Extract every line from the records below that contains the word "paper".

((

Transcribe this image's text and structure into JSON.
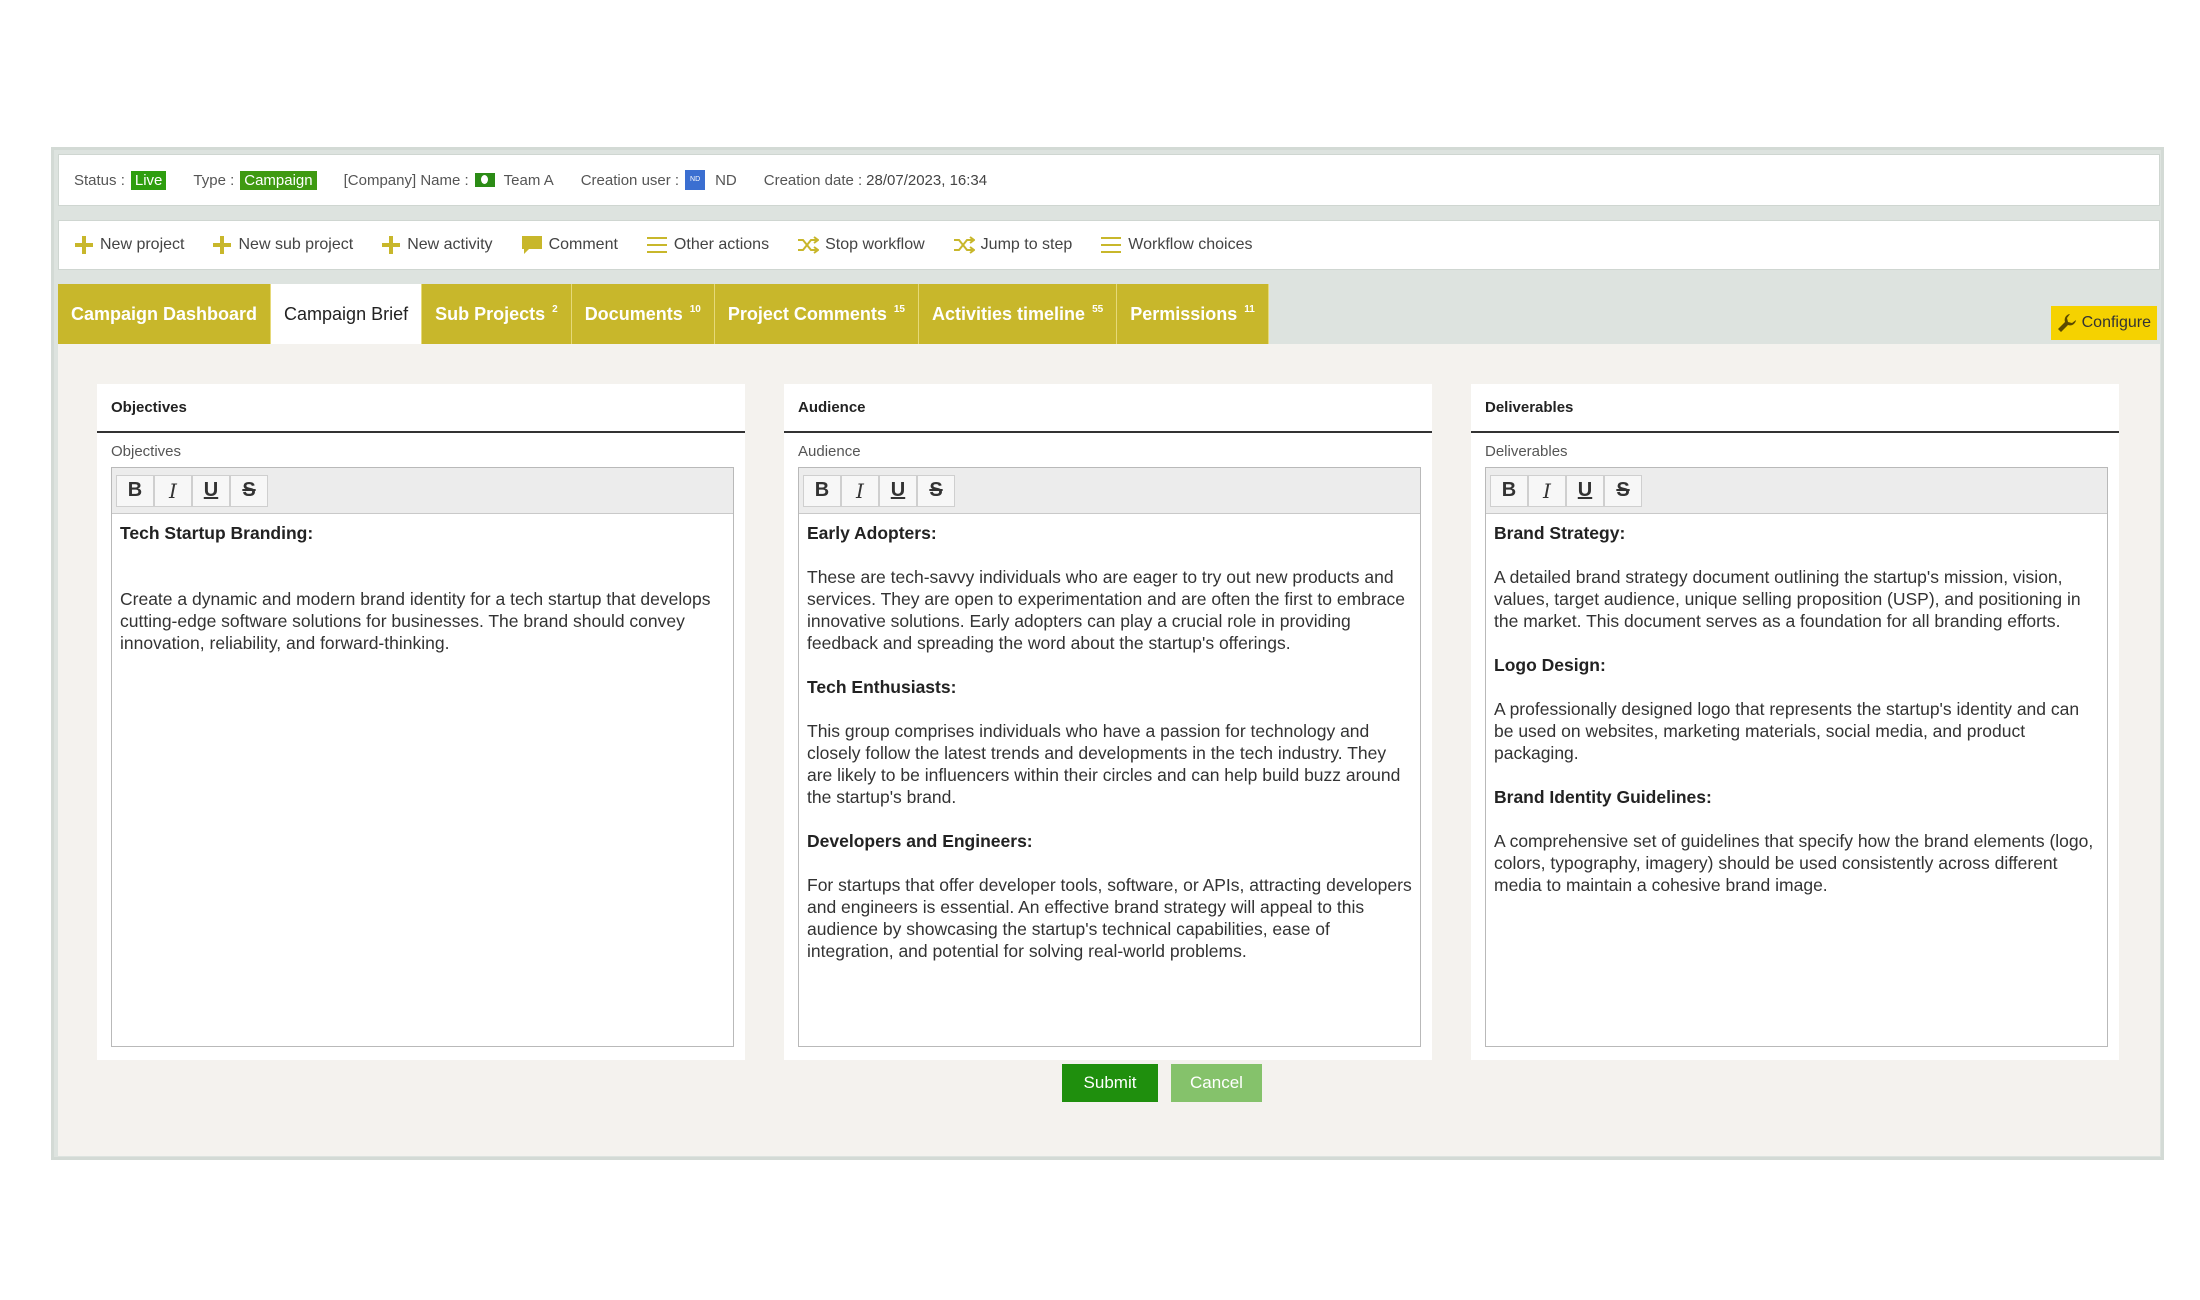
{
  "info": {
    "status_label": "Status :",
    "status_value": "Live",
    "type_label": "Type :",
    "type_value": "Campaign",
    "company_label": "[Company] Name :",
    "company_value": "Team A",
    "creation_user_label": "Creation user :",
    "creation_user_initials": "ND",
    "creation_user_value": "ND",
    "creation_date_label": "Creation date :",
    "creation_date_value": "28/07/2023, 16:34"
  },
  "actions": {
    "new_project": "New project",
    "new_sub_project": "New sub project",
    "new_activity": "New activity",
    "comment": "Comment",
    "other_actions": "Other actions",
    "stop_workflow": "Stop workflow",
    "jump_to_step": "Jump to step",
    "workflow_choices": "Workflow choices"
  },
  "tabs": [
    {
      "label": "Campaign Dashboard",
      "count": ""
    },
    {
      "label": "Campaign Brief",
      "count": ""
    },
    {
      "label": "Sub Projects",
      "count": "2"
    },
    {
      "label": "Documents",
      "count": "10"
    },
    {
      "label": "Project Comments",
      "count": "15"
    },
    {
      "label": "Activities timeline",
      "count": "55"
    },
    {
      "label": "Permissions",
      "count": "11"
    }
  ],
  "configure_label": "Configure",
  "toolbar": {
    "bold": "B",
    "italic": "I",
    "underline": "U",
    "strike": "S"
  },
  "panels": {
    "objectives": {
      "title": "Objectives",
      "field_label": "Objectives",
      "heading": "Tech Startup Branding:",
      "text": "Create a dynamic and modern brand identity for a tech startup that develops cutting-edge software solutions for businesses. The brand should convey innovation, reliability, and forward-thinking."
    },
    "audience": {
      "title": "Audience",
      "field_label": "Audience",
      "h1": "Early Adopters:",
      "p1": "These are tech-savvy individuals who are eager to try out new products and services. They are open to experimentation and are often the first to embrace innovative solutions. Early adopters can play a crucial role in providing feedback and spreading the word about the startup's offerings.",
      "h2": "Tech Enthusiasts:",
      "p2": "This group comprises individuals who have a passion for technology and closely follow the latest trends and developments in the tech industry. They are likely to be influencers within their circles and can help build buzz around the startup's brand.",
      "h3": "Developers and Engineers:",
      "p3": "For startups that offer developer tools, software, or APIs, attracting developers and engineers is essential. An effective brand strategy will appeal to this audience by showcasing the startup's technical capabilities, ease of integration, and potential for solving real-world problems."
    },
    "deliverables": {
      "title": "Deliverables",
      "field_label": "Deliverables",
      "h1": "Brand Strategy:",
      "p1": "A detailed brand strategy document outlining the startup's mission, vision, values, target audience, unique selling proposition (USP), and positioning in the market. This document serves as a foundation for all branding efforts.",
      "h2": "Logo Design:",
      "p2": "A professionally designed logo that represents the startup's identity and can be used on websites, marketing materials, social media, and product packaging.",
      "h3": "Brand Identity Guidelines:",
      "p3": "A comprehensive set of guidelines that specify how the brand elements (logo, colors, typography, imagery) should be used consistently across different media to maintain a cohesive brand image."
    }
  },
  "buttons": {
    "submit": "Submit",
    "cancel": "Cancel"
  },
  "colors": {
    "tab": "#c8b72b",
    "live": "#2e9e0f",
    "submit": "#1f8f0d",
    "cancel": "#85c26b",
    "configure": "#f5d200",
    "plus": "#c8b72b"
  }
}
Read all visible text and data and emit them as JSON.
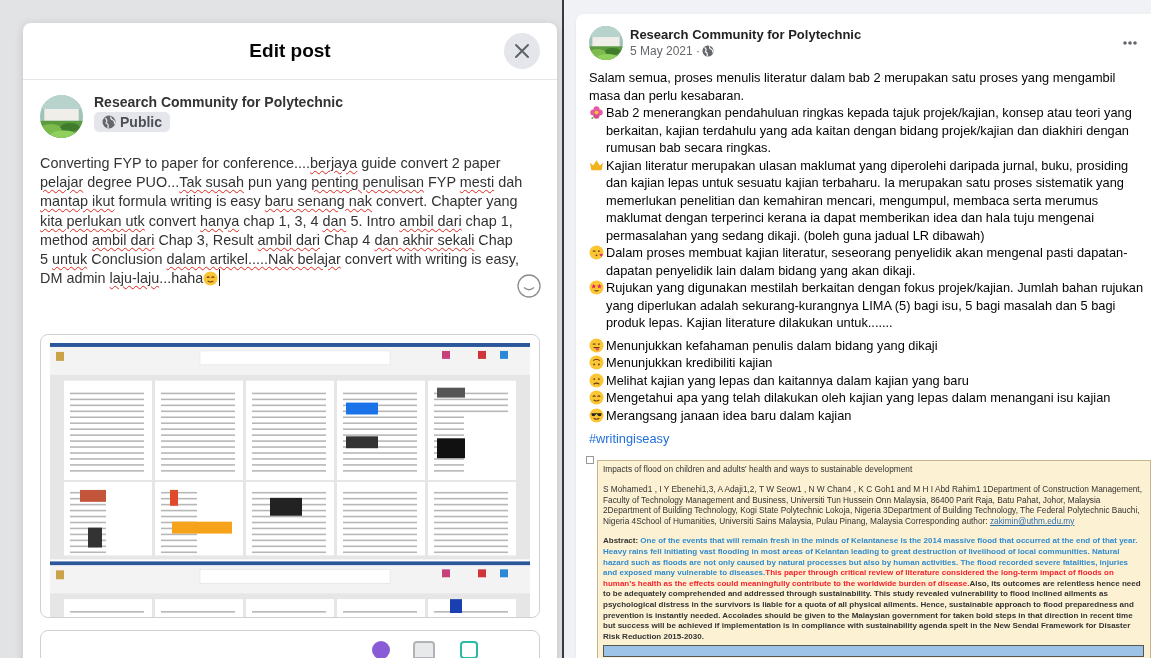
{
  "edit_dialog": {
    "title": "Edit post",
    "author": "Research Community for Polytechnic",
    "audience": "Public",
    "text_segments": [
      {
        "text": "Converting FYP to paper for conference....",
        "misspelled": false
      },
      {
        "text": "berjaya",
        "misspelled": true
      },
      {
        "text": " guide convert 2 paper ",
        "misspelled": false
      },
      {
        "text": "pelajar",
        "misspelled": true
      },
      {
        "text": " degree PUO...",
        "misspelled": false
      },
      {
        "text": "Tak susah",
        "misspelled": true
      },
      {
        "text": " pun yang ",
        "misspelled": false
      },
      {
        "text": "penting penulisan",
        "misspelled": true
      },
      {
        "text": " FYP ",
        "misspelled": false
      },
      {
        "text": "mesti",
        "misspelled": true
      },
      {
        "text": " dah ",
        "misspelled": false
      },
      {
        "text": "mantap ikut",
        "misspelled": true
      },
      {
        "text": " formula writing is easy ",
        "misspelled": false
      },
      {
        "text": "baru senang nak",
        "misspelled": true
      },
      {
        "text": " convert. Chapter yang ",
        "misspelled": false
      },
      {
        "text": "kita perlukan utk",
        "misspelled": true
      },
      {
        "text": " convert ",
        "misspelled": false
      },
      {
        "text": "hanya",
        "misspelled": true
      },
      {
        "text": " chap 1, 3, 4 ",
        "misspelled": false
      },
      {
        "text": "dan",
        "misspelled": true
      },
      {
        "text": " 5. Intro ",
        "misspelled": false
      },
      {
        "text": "ambil dari",
        "misspelled": true
      },
      {
        "text": " chap 1, method ",
        "misspelled": false
      },
      {
        "text": "ambil dari",
        "misspelled": true
      },
      {
        "text": " Chap 3, Result ",
        "misspelled": false
      },
      {
        "text": "ambil dari",
        "misspelled": true
      },
      {
        "text": " Chap 4 ",
        "misspelled": false
      },
      {
        "text": "dan akhir sekali",
        "misspelled": true
      },
      {
        "text": " Chap 5 ",
        "misspelled": false
      },
      {
        "text": "untuk",
        "misspelled": true
      },
      {
        "text": " Conclusion ",
        "misspelled": false
      },
      {
        "text": "dalam artikel.....Nak belajar",
        "misspelled": true
      },
      {
        "text": " convert with writing is easy, DM admin ",
        "misspelled": false
      },
      {
        "text": "laju-laju",
        "misspelled": true
      },
      {
        "text": "...haha",
        "misspelled": false
      }
    ]
  },
  "post": {
    "author": "Research Community for Polytechnic",
    "date": "5 May 2021 ·",
    "paragraphs": [
      {
        "kind": "plain",
        "text": "Salam semua, proses menulis literatur dalam bab 2 merupakan satu proses yang mengambil masa dan perlu kesabaran."
      },
      {
        "kind": "flower",
        "text": "Bab 2 menerangkan pendahuluan ringkas kepada tajuk projek/kajian, konsep atau teori yang berkaitan, kajian terdahulu yang ada kaitan dengan bidang projek/kajian dan diakhiri dengan rumusan bab secara ringkas."
      },
      {
        "kind": "crown",
        "text": "Kajian literatur merupakan ulasan maklumat yang diperolehi daripada jurnal, buku, prosiding dan kajian lepas untuk sesuatu kajian terbaharu. Ia merupakan satu proses sistematik yang memerlukan penelitian dan kemahiran mencari, mengumpul, membaca serta merumus maklumat dengan terperinci kerana ia dapat memberikan idea dan hala tuju mengenai permasalahan yang sedang dikaji. (boleh guna jadual LR dibawah)"
      },
      {
        "kind": "kiss",
        "text": "Dalam proses membuat kajian literatur, seseorang penyelidik akan mengenal pasti dapatan-dapatan penyelidik lain dalam bidang yang akan dikaji."
      },
      {
        "kind": "star_eyes",
        "text": "Rujukan yang digunakan mestilah berkaitan dengan fokus projek/kajian. Jumlah bahan rujukan yang diperlukan adalah sekurang-kurangnya LIMA (5) bagi isu, 5 bagi masalah dan 5 bagi produk lepas. Kajian literature dilakukan untuk......."
      }
    ],
    "list_items": [
      {
        "kind": "tongue",
        "text": "Menunjukkan kefahaman penulis dalam bidang yang dikaji"
      },
      {
        "kind": "upside_down",
        "text": "Menunjukkan kredibiliti kajian"
      },
      {
        "kind": "worried",
        "text": "Melihat kajian yang lepas dan kaitannya dalam kajian yang baru"
      },
      {
        "kind": "relieved",
        "text": "Mengetahui apa yang telah dilakukan oleh kajian yang lepas dalam menangani isu kajian"
      },
      {
        "kind": "sunglasses",
        "text": "Merangsang janaan idea baru dalam kajian"
      }
    ],
    "hashtag": "#writingiseasy",
    "document": {
      "title": "Impacts of flood on children and adults' health and ways to sustainable development",
      "authors": "S Mohamed1 , I Y Ebenehi1,3, A Adaji1,2, T W Seow1 , N W Chan4 , K C Goh1 and M H I Abd Rahim1 1Department of Construction Management, Faculty of Technology Management and Business, Universiti Tun Hussein Onn Malaysia, 86400 Parit Raja, Batu Pahat, Johor, Malaysia 2Department of Building Technology, Kogi State Polytechnic Lokoja, Nigeria 3Department of Building Technology, The Federal Polytechnic Bauchi, Nigeria 4School of Humanities, Universiti Sains Malaysia, Pulau Pinang, Malaysia Corresponding author:",
      "email": "zakimin@uthm.edu.my",
      "abstract_label": "Abstract:",
      "abstract_parts": [
        {
          "color": "#2f8ccf",
          "text": "One of the events that will remain fresh in the minds of Kelantanese is the 2014 massive flood that occurred at the end of that year. Heavy rains fell initiating vast flooding in most areas of Kelantan leading to great destruction of livelihood of local communities. Natural hazard such as floods are not only caused by natural processes but also by human activities. The flood recorded severe fatalities, injuries and exposed many vulnerable to diseases."
        },
        {
          "color": "#f5222d",
          "text": "This paper through critical review of literature considered the long-term impact of floods on human’s health as the effects could meaningfully contribute to the worldwide burden of disease."
        },
        {
          "color": "#333333",
          "text": "Also, its outcomes are relentless hence need to be adequately comprehended and addressed through sustainability. This study revealed vulnerability to flood inclined ailments as psychological distress in the survivors is liable for a quota of all physical ailments. Hence, sustainable approach to flood preparedness and prevention is instantly needed. Accolades should be given to the Malaysian government for taken bold steps in that direction in recent time but success will be achieved if implementation is in compliance with sustainability agenda spelt in the New Sendai Framework for Disaster Risk Reduction 2015-2030."
        }
      ]
    }
  }
}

))

**Expected output:**
        "text": "Converting FYP to paper for conference....",
        "text": " guide convert 2 paper ",
          "text": "This paper through critical review of literature considered the long-term impact of floods on human’s health as the effects could meaningfully contribute to the worldwide burden of disease."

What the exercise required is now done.